_SET EXERCISE_:
Show every line below that contains the string "signin", treating uppercase and lowercase as different.

_Records from a data collection_:
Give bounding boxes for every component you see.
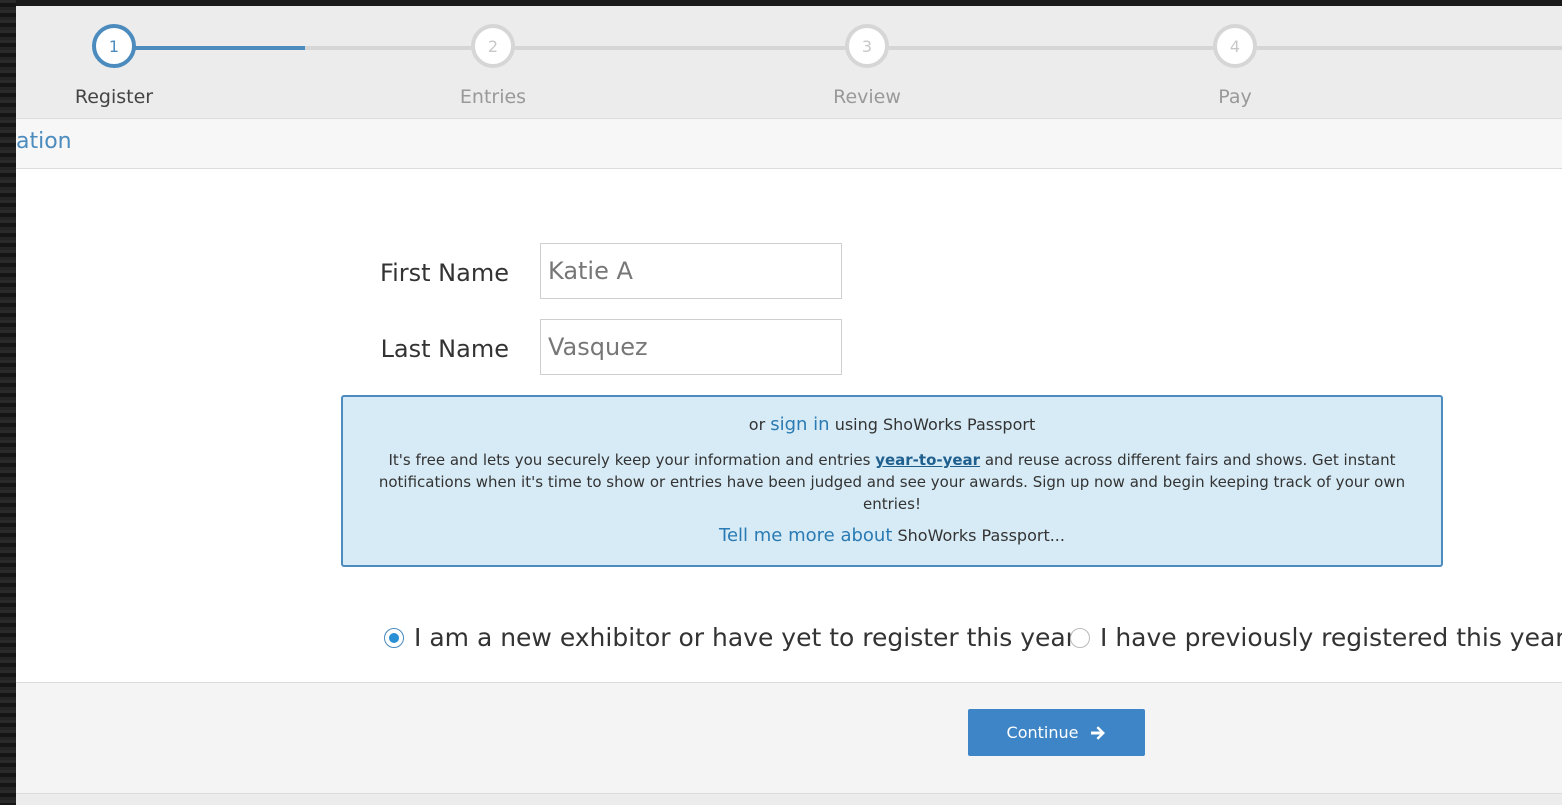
continue-label: Continue [1006,723,1079,742]
previously-registered-option[interactable]: I have previously registered this year [1070,623,1562,652]
new-exhibitor-radio[interactable] [384,627,404,648]
last-name-input[interactable] [540,319,842,375]
stepper-progress [113,46,305,50]
first-name-input[interactable] [540,243,842,299]
passport-info-box: or sign in using ShoWorks Passport It's … [341,395,1443,567]
signin-suffix: using ShoWorks Passport [834,415,1036,434]
form-footer: Continue [16,682,1562,794]
new-exhibitor-option[interactable]: I am a new exhibitor or have yet to regi… [384,623,1076,652]
step-number: 1 [92,24,136,68]
description-prefix: It's free and lets you securely keep you… [388,451,871,469]
passport-signin-line: or sign in using ShoWorks Passport [343,414,1441,435]
step-label: Entries [459,86,527,108]
registration-form: First Name Last Name or sign in using Sh… [16,169,1562,682]
section-title: ation [16,129,72,154]
step-label: Pay [1218,86,1252,108]
step-number: 2 [471,24,515,68]
previously-registered-label: I have previously registered this year [1100,623,1562,652]
more-suffix: ShoWorks Passport... [897,526,1065,545]
stepper-track [113,46,1562,50]
passport-description: It's free and lets you securely keep you… [363,449,1421,515]
continue-button[interactable]: Continue [968,709,1145,756]
progress-stepper: 1 Register 2 Entries 3 Review 4 Pay [16,6,1562,118]
arrow-right-icon [1091,725,1106,740]
signin-prefix: or [748,415,766,434]
new-exhibitor-label: I am a new exhibitor or have yet to regi… [414,623,1076,652]
tell-me-more-link[interactable]: Tell me more about [719,525,892,546]
step-number: 4 [1213,24,1257,68]
passport-more-line: Tell me more about ShoWorks Passport... [343,525,1441,546]
year-to-year-link[interactable]: year-to-year [875,451,980,469]
step-number: 3 [845,24,889,68]
step-label: Review [833,86,901,108]
step-label: Register [74,86,154,108]
registration-page: 1 Register 2 Entries 3 Review 4 Pay atio… [16,6,1562,805]
section-header: ation [16,118,1562,169]
previously-registered-radio[interactable] [1070,627,1090,648]
background-edge [0,0,16,805]
first-name-label: First Name [380,259,509,287]
last-name-label: Last Name [380,335,509,363]
sign-in-link[interactable]: sign in [770,414,829,435]
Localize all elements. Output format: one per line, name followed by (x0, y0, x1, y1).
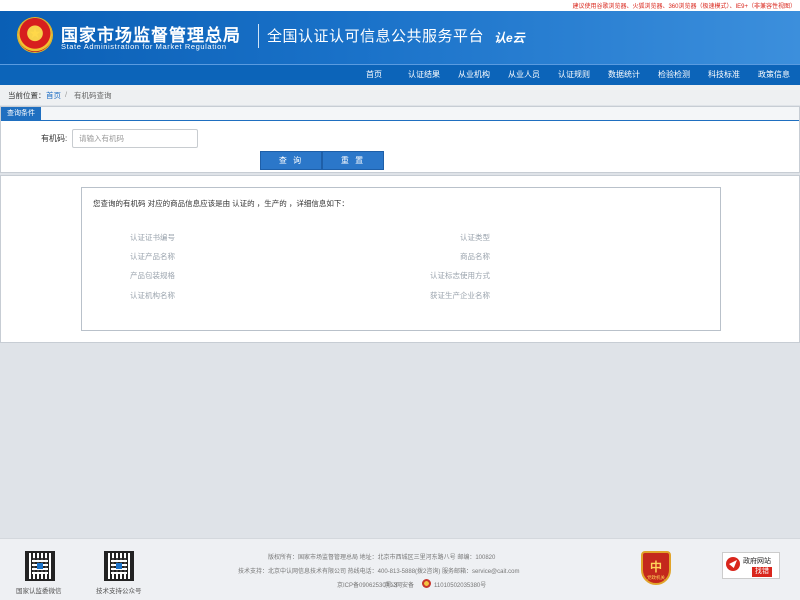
gov-site-title: 政府网站 (743, 558, 771, 565)
organic-code-label: 有机码: (41, 134, 68, 143)
result-intro: 您查询的有机码 对应的商品信息应该是由 认证的 ，生产的 ，详细信息如下： (93, 199, 349, 208)
organic-code-input[interactable] (72, 129, 198, 148)
site-footer: 国家认监委微信 技术支持公众号 版权所有：国家市场监督管理总局 地址：北京市西城… (0, 538, 800, 600)
query-panel-header: 查询条件 (1, 107, 799, 121)
query-panel: 查询条件 有机码: 查 询 重 置 (0, 106, 800, 173)
nav-policy[interactable]: 政策信息 (758, 65, 790, 85)
org-name-en: State Administration for Market Regulati… (61, 42, 227, 51)
browser-notice: 建议使用谷歌浏览器、火狐浏览器、360浏览器（极速模式）、IE9+（非兼容性视图… (572, 4, 796, 10)
breadcrumb-label: 当前位置： (8, 91, 46, 100)
result-panel: 您查询的有机码 对应的商品信息应该是由 认证的 ，生产的 ，详细信息如下： 认证… (0, 175, 800, 343)
nav-inspection[interactable]: 检验检测 (658, 65, 690, 85)
field-cert-type: 认证类型 (460, 233, 490, 242)
nav-home[interactable]: 首页 (366, 65, 382, 85)
query-conditions-tab: 查询条件 (1, 107, 41, 121)
renyun-logo: 认e云 (494, 31, 525, 45)
party-gov-badge[interactable]: 中 党政机关 (641, 551, 671, 585)
field-mark-usage: 认证标志使用方式 (430, 271, 490, 280)
breadcrumb: 当前位置： 首页 / 有机码查询 (0, 85, 800, 105)
reset-button[interactable]: 重 置 (322, 151, 384, 170)
nav-cert-rules[interactable]: 认证规则 (558, 65, 590, 85)
breadcrumb-home-link[interactable]: 首页 (46, 90, 61, 101)
gov-site-logo-icon (726, 557, 740, 571)
support-qr-caption: 技术支持公众号 (96, 588, 142, 595)
breadcrumb-current: 有机码查询 (74, 91, 112, 100)
site-header: ★ 国家市场监督管理总局 State Administration for Ma… (0, 11, 800, 64)
result-box: 您查询的有机码 对应的商品信息应该是由 认证的 ，生产的 ，详细信息如下： 认证… (81, 187, 721, 331)
header-divider (258, 24, 259, 48)
footer-police-number[interactable]: 11010502035380号 (434, 580, 486, 589)
gov-site-error-report[interactable]: 政府网站 找错 (722, 552, 780, 579)
field-goods-name: 商品名称 (460, 252, 490, 261)
breadcrumb-separator: / (65, 90, 68, 99)
party-gov-badge-glyph: 中 (649, 560, 662, 574)
field-package-spec: 产品包装规格 (130, 271, 175, 280)
nav-institutions[interactable]: 从业机构 (458, 65, 490, 85)
gov-site-find-error: 找错 (752, 567, 772, 577)
top-notice-bar: 建议使用谷歌浏览器、火狐浏览器、360浏览器（极速模式）、IE9+（非兼容性视图… (0, 0, 800, 11)
wechat-qr-code (25, 551, 55, 581)
footer-support: 技术支持：北京中认网信息技术有限公司 热线电话：400-813-5888(拨2咨… (238, 569, 520, 575)
search-button[interactable]: 查 询 (260, 151, 322, 170)
party-gov-badge-text: 党政机关 (647, 575, 665, 580)
support-qr-code (104, 551, 134, 581)
nav-standards[interactable]: 科技标准 (708, 65, 740, 85)
nav-statistics[interactable]: 数据统计 (608, 65, 640, 85)
footer-copyright: 版权所有：国家市场监督管理总局 地址：北京市西城区三里河东路八号 邮编：1008… (268, 555, 496, 561)
nav-cert-results[interactable]: 认证结果 (408, 65, 440, 85)
field-product-name: 认证产品名称 (130, 252, 175, 261)
platform-title: 全国认证认可信息公共服务平台 (267, 28, 485, 45)
wechat-qr-caption: 国家认监委微信 (16, 588, 62, 595)
field-cert-body: 认证机构名称 (130, 291, 175, 300)
emblem-star-icon: ★ (28, 25, 42, 41)
main-nav: 首页 认证结果 从业机构 从业人员 认证规则 数据统计 检验检测 科技标准 政策… (0, 64, 800, 85)
police-badge-icon (422, 579, 431, 588)
nav-practitioners[interactable]: 从业人员 (508, 65, 540, 85)
footer-police-label[interactable]: 京公网安备 (384, 580, 414, 589)
field-cert-number: 认证证书编号 (130, 233, 175, 242)
field-producer-name: 获证生产企业名称 (430, 291, 490, 300)
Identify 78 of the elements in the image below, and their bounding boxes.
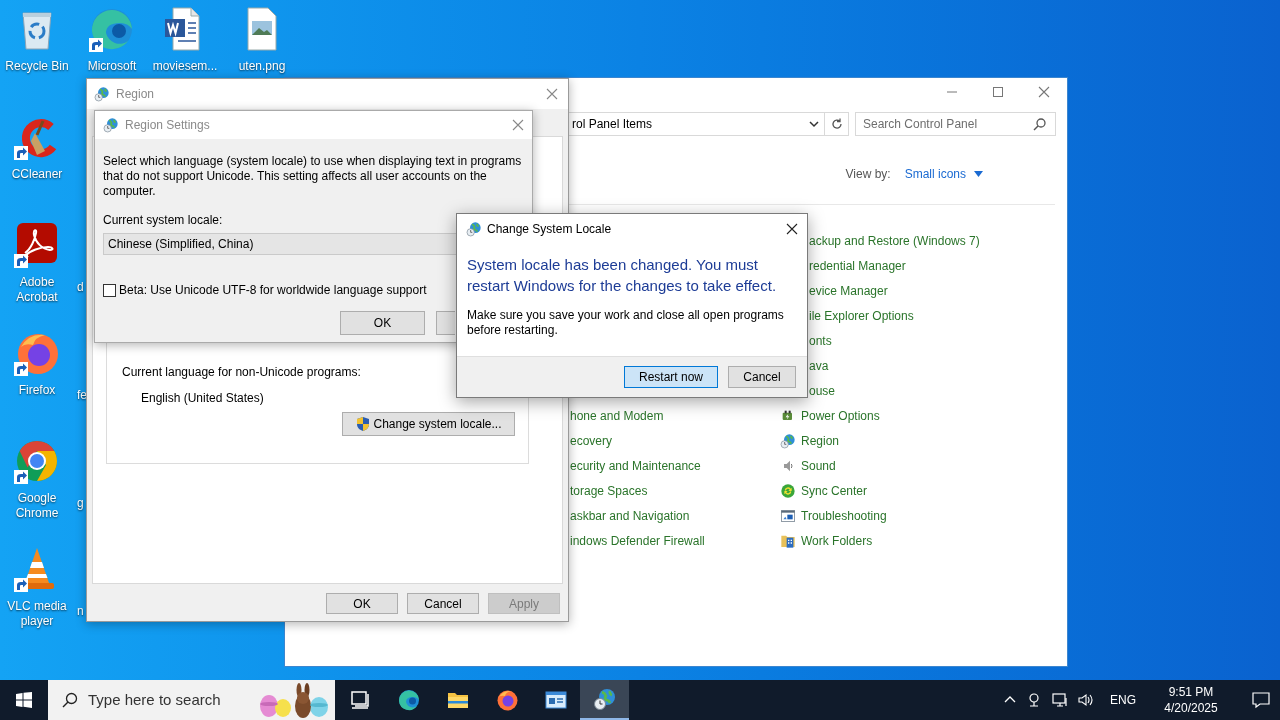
clock-date[interactable]: 4/20/2025 bbox=[1164, 700, 1218, 716]
icon-label: fe bbox=[77, 388, 87, 403]
field-label: Current language for non-Unicode programs: bbox=[122, 364, 362, 381]
control-panel-link[interactable]: Sync Center bbox=[801, 481, 868, 500]
control-panel-link[interactable]: ouse bbox=[809, 381, 836, 400]
close-icon[interactable] bbox=[786, 223, 798, 235]
control-panel-link[interactable]: Sound bbox=[801, 456, 836, 475]
control-panel-link[interactable]: askbar and Navigation bbox=[570, 506, 690, 525]
webcam-icon[interactable] bbox=[1026, 692, 1042, 708]
taskbar-button[interactable] bbox=[580, 680, 629, 720]
icon-label: g bbox=[77, 496, 84, 511]
icon-label: Firefox bbox=[18, 383, 56, 398]
dialog-button[interactable]: Cancel bbox=[728, 366, 796, 388]
control-panel-link[interactable]: indows Defender Firewall bbox=[570, 531, 705, 550]
sync-icon bbox=[780, 482, 796, 499]
change-locale-button[interactable]: Change system locale... bbox=[342, 412, 515, 436]
field-label: Current system locale: bbox=[103, 212, 224, 229]
control-panel-link[interactable]: ile Explorer Options bbox=[809, 306, 914, 325]
refresh-icon[interactable] bbox=[829, 117, 844, 131]
globe-icon bbox=[466, 221, 482, 237]
chevron-down-icon[interactable] bbox=[808, 118, 820, 130]
control-panel-link[interactable]: ackup and Restore (Windows 7) bbox=[809, 231, 980, 250]
dialog-button[interactable]: Restart now bbox=[624, 366, 718, 388]
icon-label: Adobe Acrobat bbox=[15, 275, 59, 305]
volume-icon[interactable] bbox=[1078, 692, 1094, 708]
icon-label: n bbox=[77, 604, 84, 619]
globe-icon bbox=[592, 687, 617, 711]
control-panel-link[interactable]: torage Spaces bbox=[570, 481, 648, 500]
control-panel-link[interactable]: ava bbox=[809, 356, 829, 375]
control-panel-link[interactable]: redential Manager bbox=[809, 256, 906, 275]
icon-label: Microsoft bbox=[87, 59, 137, 74]
dialog-heading: System locale has been changed. You must restart Windows for the changes to take effect. bbox=[466, 255, 778, 296]
view-by-label: View by: bbox=[845, 166, 891, 183]
notifications-icon[interactable] bbox=[1252, 691, 1270, 709]
control-panel-link[interactable]: Work Folders bbox=[801, 531, 873, 550]
clock-time[interactable]: 9:51 PM bbox=[1168, 684, 1214, 700]
maximize-icon[interactable] bbox=[993, 87, 1003, 97]
icon-label: d bbox=[77, 280, 84, 295]
window-title: Region bbox=[116, 86, 156, 103]
icon-label: Google Chrome bbox=[14, 491, 60, 521]
search-field[interactable]: Search Control Panel bbox=[855, 112, 1056, 136]
window-chart-icon bbox=[543, 688, 568, 712]
control-panel-link[interactable]: onts bbox=[809, 331, 832, 350]
monitor-icon bbox=[780, 507, 796, 524]
globe-icon bbox=[94, 86, 110, 102]
window-title: Region Settings bbox=[125, 117, 211, 134]
windows-logo-icon[interactable] bbox=[16, 692, 32, 708]
language-value: English (United States) bbox=[141, 390, 265, 407]
control-panel-link[interactable]: Power Options bbox=[801, 406, 880, 425]
dialog-button[interactable]: Cancel bbox=[407, 593, 479, 614]
control-panel-link[interactable]: ecovery bbox=[570, 431, 613, 450]
globe-icon bbox=[780, 432, 796, 449]
description-text: Select which language (system locale) to use when displaying text in programs that do not support Unicode. This setting affects all user accounts on the computer. bbox=[103, 154, 523, 199]
dialog-message: Make sure you save your work and close all open programs before restarting. bbox=[466, 308, 785, 338]
view-by-link[interactable]: Small icons bbox=[904, 165, 966, 183]
icon-label: moviesem... bbox=[152, 59, 218, 74]
shield-icon bbox=[355, 416, 372, 432]
icon-label: Recycle Bin bbox=[5, 59, 69, 74]
icon-label: CCleaner bbox=[11, 167, 63, 182]
control-panel-link[interactable]: hone and Modem bbox=[570, 406, 664, 425]
control-panel-link[interactable]: Region bbox=[801, 431, 840, 450]
checkbox[interactable] bbox=[103, 283, 116, 297]
swirl-logo-icon bbox=[396, 688, 421, 712]
icon-label: VLC media player bbox=[6, 599, 68, 629]
search-icon bbox=[62, 692, 78, 708]
control-panel-link[interactable]: ecurity and Maintenance bbox=[570, 456, 701, 475]
icon-label: uten.png bbox=[238, 59, 286, 74]
network-icon[interactable] bbox=[1052, 692, 1068, 708]
control-panel-link[interactable]: Troubleshooting bbox=[801, 506, 887, 525]
ok-button[interactable]: OK bbox=[340, 311, 425, 335]
caret-icon[interactable] bbox=[974, 171, 983, 177]
checkbox-label: Beta: Use Unicode UTF-8 for worldwide language support bbox=[119, 282, 427, 299]
control-panel-link[interactable]: evice Manager bbox=[809, 281, 888, 300]
globe-icon bbox=[103, 117, 119, 133]
language-indicator[interactable]: ENG bbox=[1110, 691, 1136, 709]
dialog-button[interactable]: OK bbox=[326, 593, 398, 614]
search-field[interactable]: Type here to search bbox=[48, 680, 335, 720]
search-icon[interactable] bbox=[1033, 117, 1047, 131]
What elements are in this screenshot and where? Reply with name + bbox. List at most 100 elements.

_ANSWER TO THIS EXERCISE_:
signin-suffix: using ShoWorks Passport [834,415,1036,434]
passport-signin-line: or sign in using ShoWorks Passport [343,414,1441,435]
signin-prefix: or [748,415,766,434]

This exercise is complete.